Filter these entries so that only lines with the word "this" remain.

-- BEGIN Record extracts --

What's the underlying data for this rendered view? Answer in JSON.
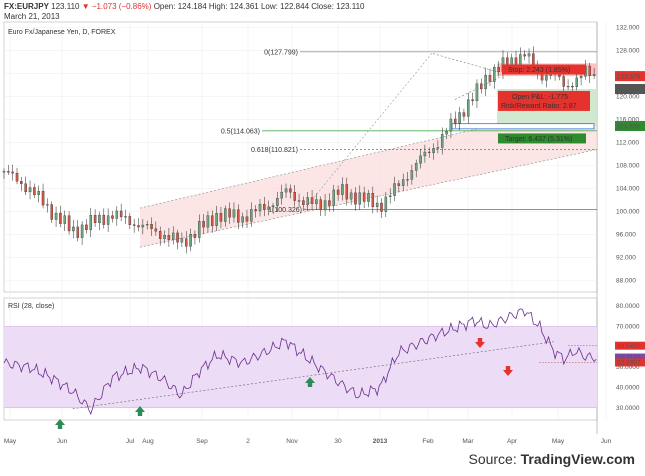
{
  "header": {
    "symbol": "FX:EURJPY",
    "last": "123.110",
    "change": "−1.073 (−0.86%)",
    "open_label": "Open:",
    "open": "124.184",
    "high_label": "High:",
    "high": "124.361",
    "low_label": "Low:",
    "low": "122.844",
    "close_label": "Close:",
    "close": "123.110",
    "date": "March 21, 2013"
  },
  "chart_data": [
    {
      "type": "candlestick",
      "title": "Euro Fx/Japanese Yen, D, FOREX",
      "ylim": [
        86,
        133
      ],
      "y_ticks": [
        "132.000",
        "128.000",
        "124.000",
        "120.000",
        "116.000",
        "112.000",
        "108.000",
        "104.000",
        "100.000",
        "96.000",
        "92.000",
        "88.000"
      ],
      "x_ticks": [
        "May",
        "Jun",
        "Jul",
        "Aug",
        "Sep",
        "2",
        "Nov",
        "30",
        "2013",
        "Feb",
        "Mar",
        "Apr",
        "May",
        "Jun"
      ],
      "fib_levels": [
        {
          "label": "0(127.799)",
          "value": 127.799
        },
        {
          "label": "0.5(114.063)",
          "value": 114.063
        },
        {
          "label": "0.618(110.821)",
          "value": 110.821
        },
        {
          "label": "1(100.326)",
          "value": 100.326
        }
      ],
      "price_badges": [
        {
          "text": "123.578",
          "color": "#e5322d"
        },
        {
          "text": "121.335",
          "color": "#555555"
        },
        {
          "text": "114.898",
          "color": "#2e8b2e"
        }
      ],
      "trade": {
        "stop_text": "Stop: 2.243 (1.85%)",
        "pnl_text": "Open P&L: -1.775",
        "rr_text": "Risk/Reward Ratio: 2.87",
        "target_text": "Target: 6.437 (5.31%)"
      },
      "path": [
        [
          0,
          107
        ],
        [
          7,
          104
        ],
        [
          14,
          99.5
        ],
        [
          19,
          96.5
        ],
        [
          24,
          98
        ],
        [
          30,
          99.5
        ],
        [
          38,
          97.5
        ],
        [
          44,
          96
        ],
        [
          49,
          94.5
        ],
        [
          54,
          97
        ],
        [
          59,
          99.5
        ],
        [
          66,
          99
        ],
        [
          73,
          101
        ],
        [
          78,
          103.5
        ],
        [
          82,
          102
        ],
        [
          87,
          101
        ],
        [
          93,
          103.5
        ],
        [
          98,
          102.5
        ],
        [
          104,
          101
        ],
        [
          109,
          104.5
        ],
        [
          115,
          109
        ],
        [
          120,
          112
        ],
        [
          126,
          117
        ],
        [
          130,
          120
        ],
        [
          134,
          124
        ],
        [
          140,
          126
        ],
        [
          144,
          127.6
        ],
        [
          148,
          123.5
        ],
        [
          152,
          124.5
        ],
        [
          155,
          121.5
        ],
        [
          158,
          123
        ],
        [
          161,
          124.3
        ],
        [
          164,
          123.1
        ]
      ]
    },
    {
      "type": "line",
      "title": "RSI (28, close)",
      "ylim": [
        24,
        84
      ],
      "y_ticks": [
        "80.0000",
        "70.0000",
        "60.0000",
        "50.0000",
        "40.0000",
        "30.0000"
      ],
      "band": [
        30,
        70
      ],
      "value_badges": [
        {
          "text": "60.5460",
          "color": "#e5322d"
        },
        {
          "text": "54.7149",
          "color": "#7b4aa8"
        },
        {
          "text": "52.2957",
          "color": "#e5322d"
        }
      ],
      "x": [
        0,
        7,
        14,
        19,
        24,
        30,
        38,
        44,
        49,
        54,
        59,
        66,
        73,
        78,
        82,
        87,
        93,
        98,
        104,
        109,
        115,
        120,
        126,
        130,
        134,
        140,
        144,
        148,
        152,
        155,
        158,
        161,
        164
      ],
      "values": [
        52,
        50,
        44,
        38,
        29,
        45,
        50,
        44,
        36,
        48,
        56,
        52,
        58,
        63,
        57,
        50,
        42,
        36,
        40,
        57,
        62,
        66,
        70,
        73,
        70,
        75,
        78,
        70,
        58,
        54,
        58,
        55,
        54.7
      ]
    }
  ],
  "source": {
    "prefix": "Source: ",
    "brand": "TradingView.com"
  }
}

-- END Record extracts --
-- BEGIN Record extracts --

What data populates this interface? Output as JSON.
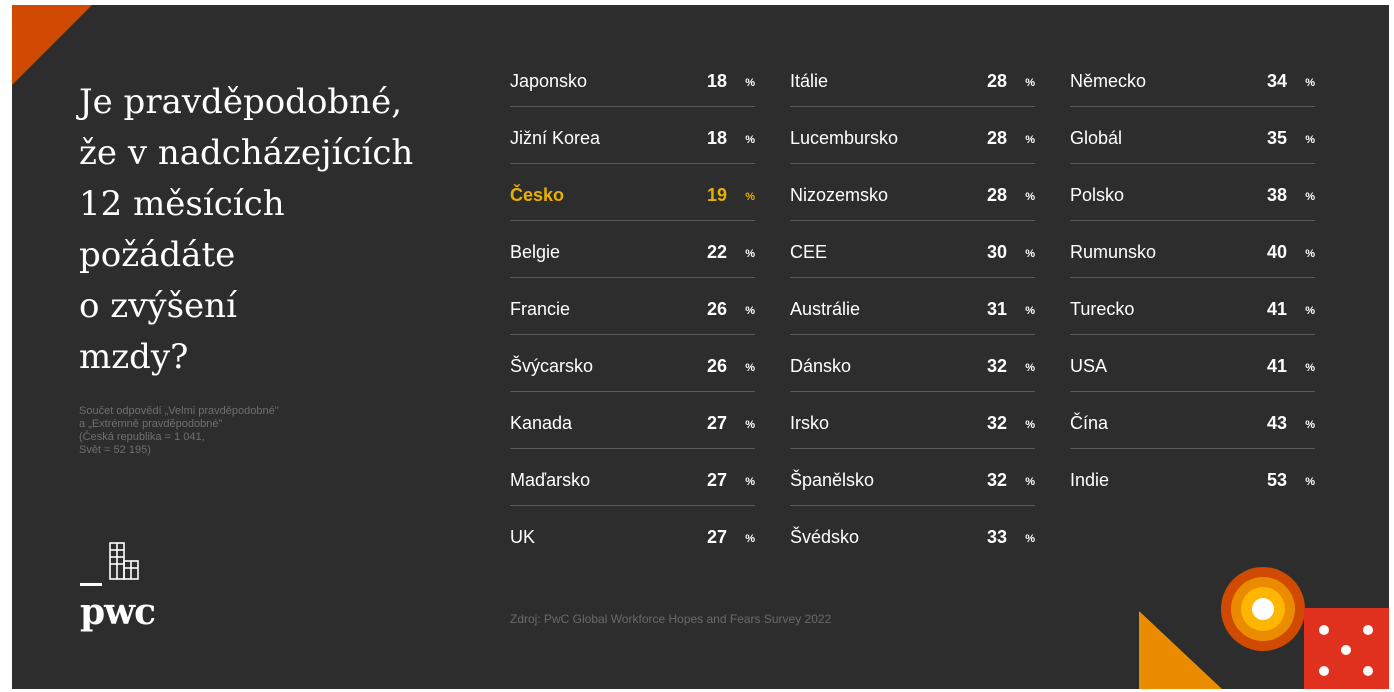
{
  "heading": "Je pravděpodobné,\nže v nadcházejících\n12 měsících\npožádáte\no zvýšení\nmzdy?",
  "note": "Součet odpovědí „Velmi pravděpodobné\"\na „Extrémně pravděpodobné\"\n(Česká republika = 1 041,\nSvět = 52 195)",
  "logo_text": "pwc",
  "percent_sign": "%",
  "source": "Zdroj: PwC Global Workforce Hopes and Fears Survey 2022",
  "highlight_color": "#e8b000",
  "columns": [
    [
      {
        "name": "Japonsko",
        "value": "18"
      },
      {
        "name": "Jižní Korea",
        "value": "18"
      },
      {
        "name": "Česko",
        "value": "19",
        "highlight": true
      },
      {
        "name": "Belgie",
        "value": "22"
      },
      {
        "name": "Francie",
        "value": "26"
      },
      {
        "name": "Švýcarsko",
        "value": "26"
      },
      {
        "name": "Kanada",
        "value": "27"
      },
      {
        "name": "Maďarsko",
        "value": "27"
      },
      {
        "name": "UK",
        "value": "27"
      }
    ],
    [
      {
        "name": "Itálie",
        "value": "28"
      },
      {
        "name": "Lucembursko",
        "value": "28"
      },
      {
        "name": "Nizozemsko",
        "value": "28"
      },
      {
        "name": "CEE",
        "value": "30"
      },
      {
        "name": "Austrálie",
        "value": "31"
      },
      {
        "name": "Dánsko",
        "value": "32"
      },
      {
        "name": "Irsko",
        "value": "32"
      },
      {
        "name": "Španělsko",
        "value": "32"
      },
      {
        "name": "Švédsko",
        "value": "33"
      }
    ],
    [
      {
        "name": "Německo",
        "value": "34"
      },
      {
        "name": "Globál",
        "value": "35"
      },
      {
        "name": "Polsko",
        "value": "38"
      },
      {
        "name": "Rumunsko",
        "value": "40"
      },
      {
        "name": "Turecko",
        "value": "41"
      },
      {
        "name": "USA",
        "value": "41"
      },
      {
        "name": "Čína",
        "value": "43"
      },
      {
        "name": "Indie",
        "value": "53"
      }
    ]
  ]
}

-- END Record extracts --

● **Final result**
What's the underlying data for this rendered view? Answer in JSON.
What data populates this interface? Output as JSON.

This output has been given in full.